About this task:
Each line of the material that mentions the word "text" is to be copied.

----

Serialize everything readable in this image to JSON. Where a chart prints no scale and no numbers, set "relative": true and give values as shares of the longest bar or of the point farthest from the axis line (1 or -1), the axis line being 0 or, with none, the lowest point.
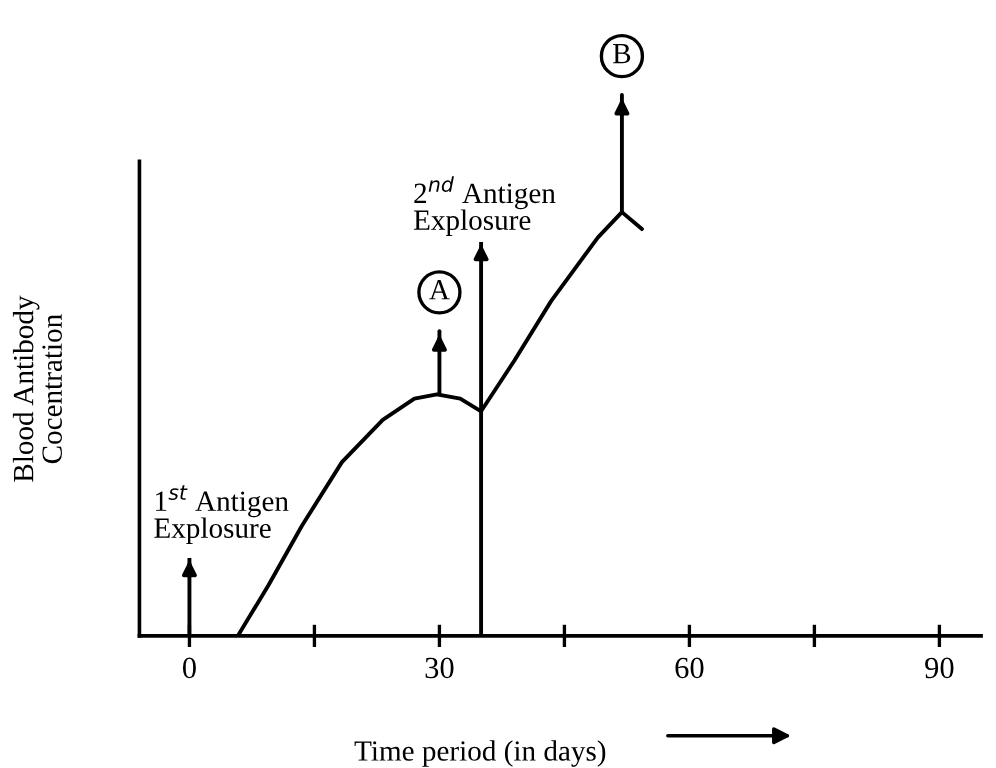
{
  "chart_data": {
    "type": "line",
    "relative": true,
    "xlabel": "Time period (in days)",
    "ylabel": "Blood Antibody\nCocentration",
    "x": [
      5.8,
      9.5,
      13.5,
      18.3,
      23.2,
      27,
      29.7,
      32.5,
      35,
      39,
      43.4,
      49,
      51.9,
      54.3
    ],
    "series": [
      {
        "color": "#000000",
        "values": [
          0,
          0.12,
          0.26,
          0.41,
          0.51,
          0.56,
          0.57,
          0.56,
          0.53,
          0.65,
          0.79,
          0.94,
          1.0,
          0.96
        ]
      }
    ],
    "xlim": [
      -6,
      95
    ],
    "xticks": [
      0,
      {
        "value": 15,
        "label": null
      },
      30,
      {
        "value": 45,
        "label": null
      },
      60,
      {
        "value": 75,
        "label": null
      },
      90
    ],
    "grid": false,
    "legend": false,
    "ref_lines": [
      {
        "axis": "x",
        "value": 0,
        "label": "1$^{st}$ Antigen\nExplosure"
      },
      {
        "axis": "x",
        "value": 35,
        "label": "2$^{nd}$ Antigen\nExplosure"
      }
    ],
    "annotations": [
      {
        "text": "A",
        "x": 30,
        "y": 0.57
      },
      {
        "text": "B",
        "x": 51.9,
        "y": 1.0
      }
    ]
  }
}
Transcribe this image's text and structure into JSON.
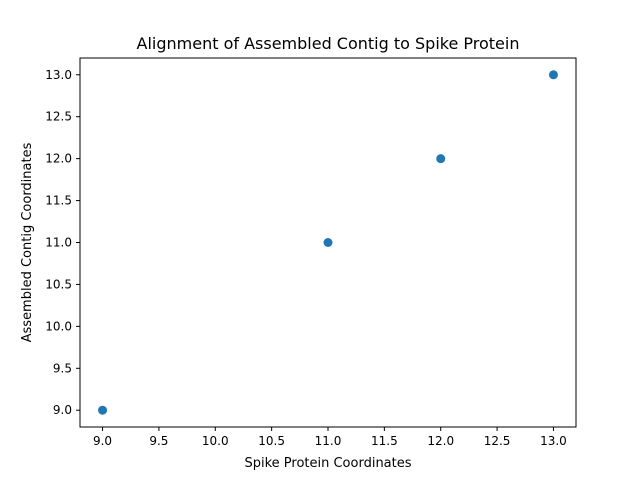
{
  "chart_data": {
    "type": "scatter",
    "title": "Alignment of Assembled Contig to Spike Protein",
    "xlabel": "Spike Protein Coordinates",
    "ylabel": "Assembled Contig Coordinates",
    "xlim": [
      8.8,
      13.2
    ],
    "ylim": [
      8.8,
      13.2
    ],
    "xticks": [
      "9.0",
      "9.5",
      "10.0",
      "10.5",
      "11.0",
      "11.5",
      "12.0",
      "12.5",
      "13.0"
    ],
    "yticks": [
      "9.0",
      "9.5",
      "10.0",
      "10.5",
      "11.0",
      "11.5",
      "12.0",
      "12.5",
      "13.0"
    ],
    "grid": false,
    "point_color": "#1f77b4",
    "points": [
      {
        "x": 9,
        "y": 9
      },
      {
        "x": 11,
        "y": 11
      },
      {
        "x": 12,
        "y": 12
      },
      {
        "x": 13,
        "y": 13
      }
    ]
  }
}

----

Solution:
        "text": "A",
        "text": "B",
Transcribe this image's text and structure into JSON.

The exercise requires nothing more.